→ **Directive**: Present every line of the items below as a numbered list, omitting blank lines.
Begin
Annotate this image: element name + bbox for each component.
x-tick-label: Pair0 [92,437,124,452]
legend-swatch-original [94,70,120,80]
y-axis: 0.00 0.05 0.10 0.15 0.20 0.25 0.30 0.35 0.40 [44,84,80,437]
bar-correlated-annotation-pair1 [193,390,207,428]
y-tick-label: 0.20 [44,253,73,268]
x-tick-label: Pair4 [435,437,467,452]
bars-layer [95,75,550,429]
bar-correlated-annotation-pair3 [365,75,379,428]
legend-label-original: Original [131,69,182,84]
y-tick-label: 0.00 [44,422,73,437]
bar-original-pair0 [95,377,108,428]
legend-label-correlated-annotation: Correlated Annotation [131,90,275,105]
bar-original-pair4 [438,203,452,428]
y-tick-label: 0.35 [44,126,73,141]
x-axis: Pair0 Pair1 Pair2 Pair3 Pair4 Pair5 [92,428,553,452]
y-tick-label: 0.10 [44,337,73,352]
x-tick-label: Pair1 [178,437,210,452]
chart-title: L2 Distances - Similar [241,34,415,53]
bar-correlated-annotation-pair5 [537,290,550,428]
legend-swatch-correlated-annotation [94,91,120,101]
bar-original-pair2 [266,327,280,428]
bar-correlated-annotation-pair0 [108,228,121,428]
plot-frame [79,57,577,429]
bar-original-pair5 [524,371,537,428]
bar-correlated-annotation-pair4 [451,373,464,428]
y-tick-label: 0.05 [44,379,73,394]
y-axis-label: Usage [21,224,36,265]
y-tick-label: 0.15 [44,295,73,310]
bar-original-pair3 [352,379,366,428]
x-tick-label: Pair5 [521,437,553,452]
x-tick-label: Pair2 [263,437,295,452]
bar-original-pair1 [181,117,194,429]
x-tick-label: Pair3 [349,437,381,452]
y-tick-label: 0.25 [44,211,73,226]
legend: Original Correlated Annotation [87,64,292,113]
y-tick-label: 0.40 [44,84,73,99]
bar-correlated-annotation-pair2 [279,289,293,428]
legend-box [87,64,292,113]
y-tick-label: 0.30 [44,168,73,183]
End
→ **Output for this exercise**:
1. Annotate this image: element name + bbox for each component.
2. x-tick-label: Pair0 [92,437,124,452]
3. legend-swatch-original [94,70,120,80]
4. y-axis: 0.00 0.05 0.10 0.15 0.20 0.25 0.30 0.35 0.40 [44,84,80,437]
5. bar-correlated-annotation-pair1 [193,390,207,428]
6. y-tick-label: 0.20 [44,253,73,268]
7. x-tick-label: Pair4 [435,437,467,452]
8. bars-layer [95,75,550,429]
9. bar-correlated-annotation-pair3 [365,75,379,428]
10. legend-label-original: Original [131,69,182,84]
11. y-tick-label: 0.00 [44,422,73,437]
12. bar-original-pair0 [95,377,108,428]
13. legend-label-correlated-annotation: Correlated Annotation [131,90,275,105]
14. bar-original-pair4 [438,203,452,428]
15. y-tick-label: 0.35 [44,126,73,141]
16. x-axis: Pair0 Pair1 Pair2 Pair3 Pair4 Pair5 [92,428,553,452]
17. y-tick-label: 0.10 [44,337,73,352]
18. x-tick-label: Pair1 [178,437,210,452]
19. chart-title: L2 Distances - Similar [241,34,415,53]
20. bar-correlated-annotation-pair5 [537,290,550,428]
21. legend-swatch-correlated-annotation [94,91,120,101]
22. bar-original-pair2 [266,327,280,428]
23. bar-correlated-annotation-pair0 [108,228,121,428]
24. plot-frame [79,57,577,429]
25. bar-original-pair5 [524,371,537,428]
26. bar-correlated-annotation-pair4 [451,373,464,428]
27. y-tick-label: 0.05 [44,379,73,394]
28. y-axis-label: Usage [21,224,36,265]
29. y-tick-label: 0.15 [44,295,73,310]
30. bar-original-pair3 [352,379,366,428]
31. x-tick-label: Pair5 [521,437,553,452]
32. x-tick-label: Pair2 [263,437,295,452]
33. bar-original-pair1 [181,117,194,429]
34. x-tick-label: Pair3 [349,437,381,452]
35. y-tick-label: 0.25 [44,211,73,226]
36. legend: Original Correlated Annotation [87,64,292,113]
37. y-tick-label: 0.40 [44,84,73,99]
38. bar-correlated-annotation-pair2 [279,289,293,428]
39. legend-box [87,64,292,113]
40. y-tick-label: 0.30 [44,168,73,183]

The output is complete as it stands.